BEGIN Exercise material

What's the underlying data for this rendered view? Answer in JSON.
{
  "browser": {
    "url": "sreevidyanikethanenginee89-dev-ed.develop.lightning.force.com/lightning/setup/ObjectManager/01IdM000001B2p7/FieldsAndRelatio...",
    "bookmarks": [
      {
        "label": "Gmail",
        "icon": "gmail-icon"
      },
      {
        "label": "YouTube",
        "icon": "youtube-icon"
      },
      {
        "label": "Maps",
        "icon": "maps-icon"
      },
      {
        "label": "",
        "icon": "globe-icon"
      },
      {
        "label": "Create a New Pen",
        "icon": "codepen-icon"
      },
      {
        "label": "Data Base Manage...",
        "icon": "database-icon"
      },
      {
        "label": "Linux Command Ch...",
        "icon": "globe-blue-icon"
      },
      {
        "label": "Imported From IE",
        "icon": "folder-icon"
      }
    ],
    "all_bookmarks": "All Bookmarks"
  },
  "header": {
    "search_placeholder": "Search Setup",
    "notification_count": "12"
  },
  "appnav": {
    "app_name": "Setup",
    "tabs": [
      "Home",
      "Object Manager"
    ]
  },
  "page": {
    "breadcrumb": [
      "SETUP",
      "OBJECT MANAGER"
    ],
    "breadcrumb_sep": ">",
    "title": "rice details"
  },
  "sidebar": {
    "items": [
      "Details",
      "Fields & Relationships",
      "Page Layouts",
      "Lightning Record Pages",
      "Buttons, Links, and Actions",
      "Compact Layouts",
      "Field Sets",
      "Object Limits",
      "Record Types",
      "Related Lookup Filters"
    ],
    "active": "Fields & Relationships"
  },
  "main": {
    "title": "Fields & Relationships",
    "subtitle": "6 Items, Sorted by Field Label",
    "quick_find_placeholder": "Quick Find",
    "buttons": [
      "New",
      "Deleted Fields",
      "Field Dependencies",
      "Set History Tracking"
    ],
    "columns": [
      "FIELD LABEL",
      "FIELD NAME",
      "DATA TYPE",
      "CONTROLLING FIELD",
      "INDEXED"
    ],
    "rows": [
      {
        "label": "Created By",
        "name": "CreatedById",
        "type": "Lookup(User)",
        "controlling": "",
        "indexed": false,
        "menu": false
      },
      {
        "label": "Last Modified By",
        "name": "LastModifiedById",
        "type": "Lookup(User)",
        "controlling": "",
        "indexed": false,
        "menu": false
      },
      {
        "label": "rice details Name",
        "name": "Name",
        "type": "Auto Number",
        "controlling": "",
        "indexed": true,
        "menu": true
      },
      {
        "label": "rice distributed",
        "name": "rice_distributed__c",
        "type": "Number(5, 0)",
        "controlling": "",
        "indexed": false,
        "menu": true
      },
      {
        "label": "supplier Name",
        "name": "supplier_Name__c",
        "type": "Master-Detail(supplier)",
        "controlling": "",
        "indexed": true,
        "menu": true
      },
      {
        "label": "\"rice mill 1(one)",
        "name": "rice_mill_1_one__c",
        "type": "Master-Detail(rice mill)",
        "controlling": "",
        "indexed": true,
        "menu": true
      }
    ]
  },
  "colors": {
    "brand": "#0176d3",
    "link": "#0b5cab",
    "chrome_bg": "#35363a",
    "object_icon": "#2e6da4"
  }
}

END Exercise material

- _What is required_:
Recite the full listing above exactly.

- _The response_:
What's the underlying data for this rendered view? Answer in JSON.
{
  "browser": {
    "url": "sreevidyanikethanenginee89-dev-ed.develop.lightning.force.com/lightning/setup/ObjectManager/01IdM000001B2p7/FieldsAndRelatio...",
    "bookmarks": [
      {
        "label": "Gmail",
        "icon": "gmail-icon"
      },
      {
        "label": "YouTube",
        "icon": "youtube-icon"
      },
      {
        "label": "Maps",
        "icon": "maps-icon"
      },
      {
        "label": "",
        "icon": "globe-icon"
      },
      {
        "label": "Create a New Pen",
        "icon": "codepen-icon"
      },
      {
        "label": "Data Base Manage...",
        "icon": "database-icon"
      },
      {
        "label": "Linux Command Ch...",
        "icon": "globe-blue-icon"
      },
      {
        "label": "Imported From IE",
        "icon": "folder-icon"
      }
    ],
    "all_bookmarks": "All Bookmarks"
  },
  "header": {
    "search_placeholder": "Search Setup",
    "notification_count": "12"
  },
  "appnav": {
    "app_name": "Setup",
    "tabs": [
      "Home",
      "Object Manager"
    ]
  },
  "page": {
    "breadcrumb": [
      "SETUP",
      "OBJECT MANAGER"
    ],
    "breadcrumb_sep": ">",
    "title": "rice details"
  },
  "sidebar": {
    "items": [
      "Details",
      "Fields & Relationships",
      "Page Layouts",
      "Lightning Record Pages",
      "Buttons, Links, and Actions",
      "Compact Layouts",
      "Field Sets",
      "Object Limits",
      "Record Types",
      "Related Lookup Filters"
    ],
    "active": "Fields & Relationships"
  },
  "main": {
    "title": "Fields & Relationships",
    "subtitle": "6 Items, Sorted by Field Label",
    "quick_find_placeholder": "Quick Find",
    "buttons": [
      "New",
      "Deleted Fields",
      "Field Dependencies",
      "Set History Tracking"
    ],
    "columns": [
      "FIELD LABEL",
      "FIELD NAME",
      "DATA TYPE",
      "CONTROLLING FIELD",
      "INDEXED"
    ],
    "rows": [
      {
        "label": "Created By",
        "name": "CreatedById",
        "type": "Lookup(User)",
        "controlling": "",
        "indexed": false,
        "menu": false
      },
      {
        "label": "Last Modified By",
        "name": "LastModifiedById",
        "type": "Lookup(User)",
        "controlling": "",
        "indexed": false,
        "menu": false
      },
      {
        "label": "rice details Name",
        "name": "Name",
        "type": "Auto Number",
        "controlling": "",
        "indexed": true,
        "menu": true
      },
      {
        "label": "rice distributed",
        "name": "rice_distributed__c",
        "type": "Number(5, 0)",
        "controlling": "",
        "indexed": false,
        "menu": true
      },
      {
        "label": "supplier Name",
        "name": "supplier_Name__c",
        "type": "Master-Detail(supplier)",
        "controlling": "",
        "indexed": true,
        "menu": true
      },
      {
        "label": "\"rice mill 1(one)",
        "name": "rice_mill_1_one__c",
        "type": "Master-Detail(rice mill)",
        "controlling": "",
        "indexed": true,
        "menu": true
      }
    ]
  },
  "colors": {
    "brand": "#0176d3",
    "link": "#0b5cab",
    "chrome_bg": "#35363a",
    "object_icon": "#2e6da4"
  }
}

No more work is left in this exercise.